══ Given data
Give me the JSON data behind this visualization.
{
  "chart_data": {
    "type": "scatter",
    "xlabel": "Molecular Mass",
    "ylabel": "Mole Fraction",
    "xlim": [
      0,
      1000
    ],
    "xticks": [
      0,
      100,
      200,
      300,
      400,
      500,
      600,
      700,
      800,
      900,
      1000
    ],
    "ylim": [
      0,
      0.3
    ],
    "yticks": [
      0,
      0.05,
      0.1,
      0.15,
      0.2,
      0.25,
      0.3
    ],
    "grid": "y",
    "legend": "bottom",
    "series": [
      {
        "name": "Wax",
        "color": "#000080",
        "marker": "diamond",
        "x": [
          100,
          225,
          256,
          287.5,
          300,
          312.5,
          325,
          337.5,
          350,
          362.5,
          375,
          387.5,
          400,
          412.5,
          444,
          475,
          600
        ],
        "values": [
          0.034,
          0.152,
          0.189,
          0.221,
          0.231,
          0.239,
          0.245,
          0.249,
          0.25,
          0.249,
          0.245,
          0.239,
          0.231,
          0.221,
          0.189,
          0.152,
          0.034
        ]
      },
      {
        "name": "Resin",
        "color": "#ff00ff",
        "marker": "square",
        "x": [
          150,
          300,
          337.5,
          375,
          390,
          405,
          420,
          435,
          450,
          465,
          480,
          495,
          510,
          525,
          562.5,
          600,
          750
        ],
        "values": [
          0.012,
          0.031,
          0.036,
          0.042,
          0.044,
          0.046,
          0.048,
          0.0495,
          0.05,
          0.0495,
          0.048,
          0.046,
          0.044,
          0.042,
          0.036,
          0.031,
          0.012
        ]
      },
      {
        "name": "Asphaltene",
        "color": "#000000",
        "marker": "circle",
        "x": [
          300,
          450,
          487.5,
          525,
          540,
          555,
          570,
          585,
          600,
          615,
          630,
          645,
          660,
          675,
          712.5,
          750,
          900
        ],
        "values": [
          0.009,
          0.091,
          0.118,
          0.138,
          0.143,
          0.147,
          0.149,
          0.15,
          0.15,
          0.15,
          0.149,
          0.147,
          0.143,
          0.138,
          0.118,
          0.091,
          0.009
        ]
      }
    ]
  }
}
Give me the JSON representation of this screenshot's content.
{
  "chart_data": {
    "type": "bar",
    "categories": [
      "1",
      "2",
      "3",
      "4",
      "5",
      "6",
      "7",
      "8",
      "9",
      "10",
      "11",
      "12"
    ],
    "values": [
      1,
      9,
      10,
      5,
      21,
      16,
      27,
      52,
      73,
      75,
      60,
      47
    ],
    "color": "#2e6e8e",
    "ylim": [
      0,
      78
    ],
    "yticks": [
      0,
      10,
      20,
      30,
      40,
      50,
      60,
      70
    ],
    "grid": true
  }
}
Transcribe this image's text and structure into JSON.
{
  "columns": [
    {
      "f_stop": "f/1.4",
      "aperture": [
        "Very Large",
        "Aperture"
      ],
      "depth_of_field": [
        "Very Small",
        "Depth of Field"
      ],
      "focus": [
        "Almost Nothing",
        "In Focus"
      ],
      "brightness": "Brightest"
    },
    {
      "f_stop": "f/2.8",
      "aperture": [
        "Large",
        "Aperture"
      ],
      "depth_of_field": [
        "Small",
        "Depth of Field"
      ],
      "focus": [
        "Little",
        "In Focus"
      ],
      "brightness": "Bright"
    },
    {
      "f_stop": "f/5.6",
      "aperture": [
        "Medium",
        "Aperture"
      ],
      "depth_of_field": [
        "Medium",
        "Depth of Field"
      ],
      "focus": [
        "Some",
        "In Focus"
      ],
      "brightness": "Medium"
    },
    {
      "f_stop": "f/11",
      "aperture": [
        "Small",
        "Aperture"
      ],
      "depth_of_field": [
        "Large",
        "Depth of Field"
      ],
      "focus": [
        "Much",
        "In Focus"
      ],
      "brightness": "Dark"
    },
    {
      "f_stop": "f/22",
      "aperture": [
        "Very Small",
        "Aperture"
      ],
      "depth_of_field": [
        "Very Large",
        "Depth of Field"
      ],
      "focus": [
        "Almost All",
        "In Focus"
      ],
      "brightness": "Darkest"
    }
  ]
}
════
:: Your task ::
Reproduce exactly the line that holds "Transcribe this image's", then every line after it, ending with the final line of the records above.

:: Output ::
Transcribe this image's text and structure into JSON.
{
  "columns": [
    {
      "f_stop": "f/1.4",
      "aperture": [
        "Very Large",
        "Aperture"
      ],
      "depth_of_field": [
        "Very Small",
        "Depth of Field"
      ],
      "focus": [
        "Almost Nothing",
        "In Focus"
      ],
      "brightness": "Brightest"
    },
    {
      "f_stop": "f/2.8",
      "aperture": [
        "Large",
        "Aperture"
      ],
      "depth_of_field": [
        "Small",
        "Depth of Field"
      ],
      "focus": [
        "Little",
        "In Focus"
      ],
      "brightness": "Bright"
    },
    {
      "f_stop": "f/5.6",
      "aperture": [
        "Medium",
        "Aperture"
      ],
      "depth_of_field": [
        "Medium",
        "Depth of Field"
      ],
      "focus": [
        "Some",
        "In Focus"
      ],
      "brightness": "Medium"
    },
    {
      "f_stop": "f/11",
      "aperture": [
        "Small",
        "Aperture"
      ],
      "depth_of_field": [
        "Large",
        "Depth of Field"
      ],
      "focus": [
        "Much",
        "In Focus"
      ],
      "brightness": "Dark"
    },
    {
      "f_stop": "f/22",
      "aperture": [
        "Very Small",
        "Aperture"
      ],
      "depth_of_field": [
        "Very Large",
        "Depth of Field"
      ],
      "focus": [
        "Almost All",
        "In Focus"
      ],
      "brightness": "Darkest"
    }
  ]
}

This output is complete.